EXERCISE>
Search the data for the string "must" and extract every line where it appears.

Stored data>
##############################

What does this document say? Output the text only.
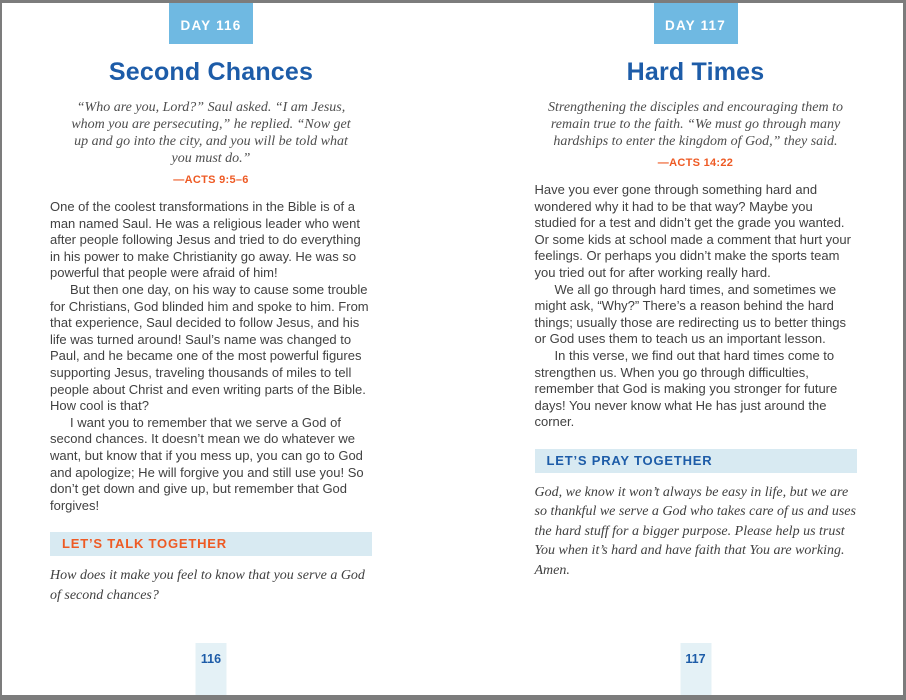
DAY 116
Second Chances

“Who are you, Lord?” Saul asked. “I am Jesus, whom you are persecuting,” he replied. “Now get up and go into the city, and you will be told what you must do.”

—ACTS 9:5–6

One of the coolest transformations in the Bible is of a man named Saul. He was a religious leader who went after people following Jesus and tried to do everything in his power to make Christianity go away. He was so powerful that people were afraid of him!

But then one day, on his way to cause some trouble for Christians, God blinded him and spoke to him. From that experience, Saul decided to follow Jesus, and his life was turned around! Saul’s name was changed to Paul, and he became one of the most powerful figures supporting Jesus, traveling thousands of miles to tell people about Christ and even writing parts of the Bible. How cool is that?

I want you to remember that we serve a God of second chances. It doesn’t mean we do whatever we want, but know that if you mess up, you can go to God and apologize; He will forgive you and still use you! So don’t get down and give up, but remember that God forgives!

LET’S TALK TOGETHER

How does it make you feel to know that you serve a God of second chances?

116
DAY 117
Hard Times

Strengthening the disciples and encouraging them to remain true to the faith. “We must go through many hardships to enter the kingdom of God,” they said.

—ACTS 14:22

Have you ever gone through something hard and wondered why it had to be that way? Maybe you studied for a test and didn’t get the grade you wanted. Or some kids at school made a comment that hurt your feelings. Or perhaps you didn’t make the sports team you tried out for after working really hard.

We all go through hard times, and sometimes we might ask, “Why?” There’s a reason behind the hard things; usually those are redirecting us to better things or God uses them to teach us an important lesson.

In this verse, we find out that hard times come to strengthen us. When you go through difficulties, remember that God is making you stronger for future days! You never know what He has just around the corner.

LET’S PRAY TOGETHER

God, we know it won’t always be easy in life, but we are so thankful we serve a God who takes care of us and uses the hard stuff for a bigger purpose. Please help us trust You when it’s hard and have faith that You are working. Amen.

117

##############################

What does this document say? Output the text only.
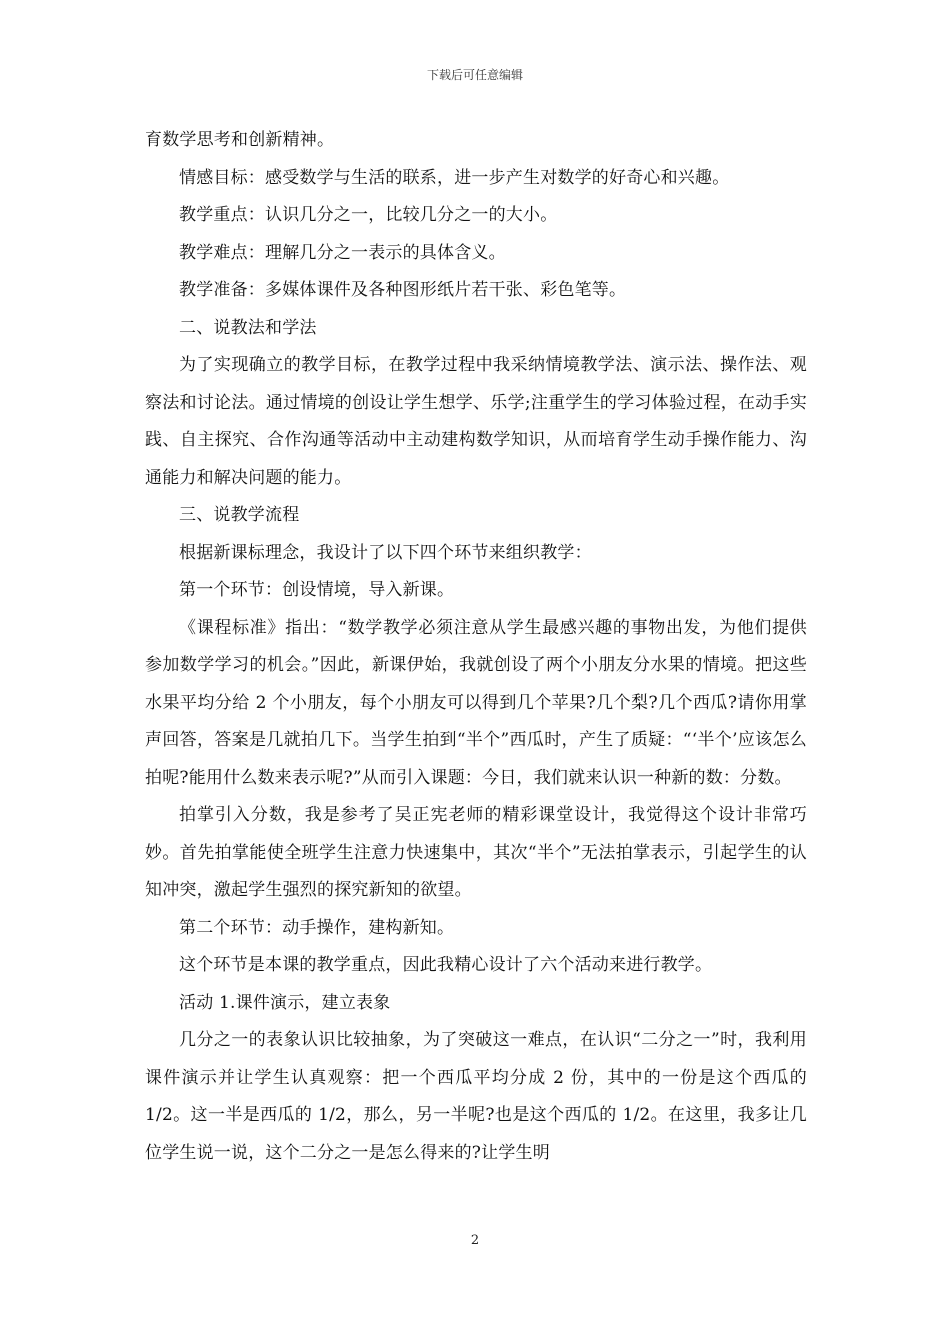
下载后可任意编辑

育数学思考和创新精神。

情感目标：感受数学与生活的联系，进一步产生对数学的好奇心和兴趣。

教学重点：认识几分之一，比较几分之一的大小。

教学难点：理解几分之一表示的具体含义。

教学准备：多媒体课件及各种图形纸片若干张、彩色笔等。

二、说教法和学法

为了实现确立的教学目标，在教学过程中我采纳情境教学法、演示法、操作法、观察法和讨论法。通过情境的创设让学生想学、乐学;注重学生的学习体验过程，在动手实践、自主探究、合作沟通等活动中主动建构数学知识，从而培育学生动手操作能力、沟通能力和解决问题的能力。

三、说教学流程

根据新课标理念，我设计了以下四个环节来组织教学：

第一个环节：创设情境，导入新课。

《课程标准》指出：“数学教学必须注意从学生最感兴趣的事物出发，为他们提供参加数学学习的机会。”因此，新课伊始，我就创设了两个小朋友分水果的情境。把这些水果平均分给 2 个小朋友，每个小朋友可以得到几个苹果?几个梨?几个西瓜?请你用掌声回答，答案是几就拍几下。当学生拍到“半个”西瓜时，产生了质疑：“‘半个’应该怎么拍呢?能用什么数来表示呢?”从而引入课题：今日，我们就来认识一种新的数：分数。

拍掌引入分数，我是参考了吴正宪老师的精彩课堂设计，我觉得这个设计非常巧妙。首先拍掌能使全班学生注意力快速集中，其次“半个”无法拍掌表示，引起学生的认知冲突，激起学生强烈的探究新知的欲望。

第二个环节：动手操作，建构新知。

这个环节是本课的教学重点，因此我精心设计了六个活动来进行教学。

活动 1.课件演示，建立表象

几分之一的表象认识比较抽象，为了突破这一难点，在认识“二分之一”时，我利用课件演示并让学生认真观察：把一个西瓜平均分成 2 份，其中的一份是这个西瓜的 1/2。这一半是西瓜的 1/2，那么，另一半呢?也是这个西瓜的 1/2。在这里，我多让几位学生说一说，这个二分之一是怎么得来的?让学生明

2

##############################

RESPONSE TO THIS TASK>
“Who are you, Lord?” Saul asked. “I am Jesus, whom you are persecuting,” he replied. “Now get up and go into the city, and you will be told what you must do.”
Strengthening the disciples and encouraging them to remain true to the faith. “We must go through many hardships to enter the kingdom of God,” they said.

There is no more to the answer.